# What to produce
Extract every line of the records that contains the string "VISUALCAPITALIST", matching case exactly.

# Input
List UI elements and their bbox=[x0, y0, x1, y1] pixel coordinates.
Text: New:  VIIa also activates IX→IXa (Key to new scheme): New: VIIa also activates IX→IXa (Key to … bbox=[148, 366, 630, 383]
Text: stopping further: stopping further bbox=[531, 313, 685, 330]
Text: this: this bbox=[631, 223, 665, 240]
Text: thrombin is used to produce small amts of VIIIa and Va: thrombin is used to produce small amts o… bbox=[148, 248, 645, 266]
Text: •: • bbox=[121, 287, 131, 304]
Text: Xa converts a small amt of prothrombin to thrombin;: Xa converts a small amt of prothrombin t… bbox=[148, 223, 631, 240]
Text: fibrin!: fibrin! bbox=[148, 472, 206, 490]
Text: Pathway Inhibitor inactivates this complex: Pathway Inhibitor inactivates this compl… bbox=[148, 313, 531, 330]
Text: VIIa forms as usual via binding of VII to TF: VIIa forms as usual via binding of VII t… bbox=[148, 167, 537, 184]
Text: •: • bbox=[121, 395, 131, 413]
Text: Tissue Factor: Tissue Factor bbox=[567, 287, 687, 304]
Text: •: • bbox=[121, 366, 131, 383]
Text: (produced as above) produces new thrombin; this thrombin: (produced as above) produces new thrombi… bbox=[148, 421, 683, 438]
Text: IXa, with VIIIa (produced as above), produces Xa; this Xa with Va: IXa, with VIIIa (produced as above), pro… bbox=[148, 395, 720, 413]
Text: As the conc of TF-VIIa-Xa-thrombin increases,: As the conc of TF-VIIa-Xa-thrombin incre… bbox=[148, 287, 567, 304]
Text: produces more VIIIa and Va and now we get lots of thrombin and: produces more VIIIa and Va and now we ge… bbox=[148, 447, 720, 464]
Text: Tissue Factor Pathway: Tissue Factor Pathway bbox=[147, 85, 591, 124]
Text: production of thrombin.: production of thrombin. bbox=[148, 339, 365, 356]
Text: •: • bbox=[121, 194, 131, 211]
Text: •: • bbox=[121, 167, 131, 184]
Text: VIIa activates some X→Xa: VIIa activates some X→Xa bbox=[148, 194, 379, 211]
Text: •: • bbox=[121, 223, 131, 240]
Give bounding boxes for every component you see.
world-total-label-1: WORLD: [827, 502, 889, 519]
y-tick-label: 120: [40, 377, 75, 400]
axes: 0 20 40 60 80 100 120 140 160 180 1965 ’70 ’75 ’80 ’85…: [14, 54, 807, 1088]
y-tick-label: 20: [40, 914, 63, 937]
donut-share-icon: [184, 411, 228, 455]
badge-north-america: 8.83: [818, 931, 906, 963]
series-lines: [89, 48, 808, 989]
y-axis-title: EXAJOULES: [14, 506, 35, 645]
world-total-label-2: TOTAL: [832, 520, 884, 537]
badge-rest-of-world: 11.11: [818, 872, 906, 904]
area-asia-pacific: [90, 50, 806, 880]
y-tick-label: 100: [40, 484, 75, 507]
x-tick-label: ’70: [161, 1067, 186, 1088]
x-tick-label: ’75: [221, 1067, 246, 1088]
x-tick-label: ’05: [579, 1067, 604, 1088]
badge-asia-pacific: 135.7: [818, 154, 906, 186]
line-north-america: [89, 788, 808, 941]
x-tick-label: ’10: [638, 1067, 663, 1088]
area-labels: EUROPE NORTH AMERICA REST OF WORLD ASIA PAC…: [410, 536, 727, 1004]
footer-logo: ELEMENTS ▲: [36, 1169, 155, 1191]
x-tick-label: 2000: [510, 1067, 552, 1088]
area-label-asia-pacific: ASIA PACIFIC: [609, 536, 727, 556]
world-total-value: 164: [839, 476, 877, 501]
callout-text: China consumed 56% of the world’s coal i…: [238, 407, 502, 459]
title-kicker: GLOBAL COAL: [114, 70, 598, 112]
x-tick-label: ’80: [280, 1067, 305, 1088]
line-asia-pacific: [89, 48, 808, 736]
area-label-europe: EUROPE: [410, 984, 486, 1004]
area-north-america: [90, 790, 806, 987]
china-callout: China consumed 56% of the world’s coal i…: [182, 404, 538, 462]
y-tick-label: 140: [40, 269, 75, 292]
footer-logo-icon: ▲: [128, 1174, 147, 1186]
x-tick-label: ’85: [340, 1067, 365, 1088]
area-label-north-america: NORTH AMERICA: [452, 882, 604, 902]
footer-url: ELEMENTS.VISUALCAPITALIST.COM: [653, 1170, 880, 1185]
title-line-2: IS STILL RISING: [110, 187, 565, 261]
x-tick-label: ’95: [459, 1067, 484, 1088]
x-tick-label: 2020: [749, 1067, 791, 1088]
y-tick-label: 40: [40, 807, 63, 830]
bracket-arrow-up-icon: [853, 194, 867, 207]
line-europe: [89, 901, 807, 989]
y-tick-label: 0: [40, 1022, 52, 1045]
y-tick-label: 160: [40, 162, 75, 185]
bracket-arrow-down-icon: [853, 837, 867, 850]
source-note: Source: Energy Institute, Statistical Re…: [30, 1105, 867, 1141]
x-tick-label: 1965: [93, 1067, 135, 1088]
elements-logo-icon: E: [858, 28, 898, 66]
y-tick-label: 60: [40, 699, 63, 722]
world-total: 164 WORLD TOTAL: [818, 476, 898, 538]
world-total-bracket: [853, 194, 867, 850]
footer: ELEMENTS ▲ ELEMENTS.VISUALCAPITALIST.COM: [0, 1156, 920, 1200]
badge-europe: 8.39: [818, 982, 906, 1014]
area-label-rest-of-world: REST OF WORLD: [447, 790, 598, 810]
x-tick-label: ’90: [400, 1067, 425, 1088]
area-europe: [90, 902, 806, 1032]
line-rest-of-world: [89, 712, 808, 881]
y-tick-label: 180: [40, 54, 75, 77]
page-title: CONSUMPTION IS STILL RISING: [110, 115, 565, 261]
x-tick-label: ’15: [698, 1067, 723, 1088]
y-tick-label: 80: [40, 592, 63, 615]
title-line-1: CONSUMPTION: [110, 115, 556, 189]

# Solved exercise
footer-url: ELEMENTS.VISUALCAPITALIST.COM: [653, 1170, 880, 1185]
footer: ELEMENTS ▲ ELEMENTS.VISUALCAPITALIST.COM: [0, 1156, 920, 1200]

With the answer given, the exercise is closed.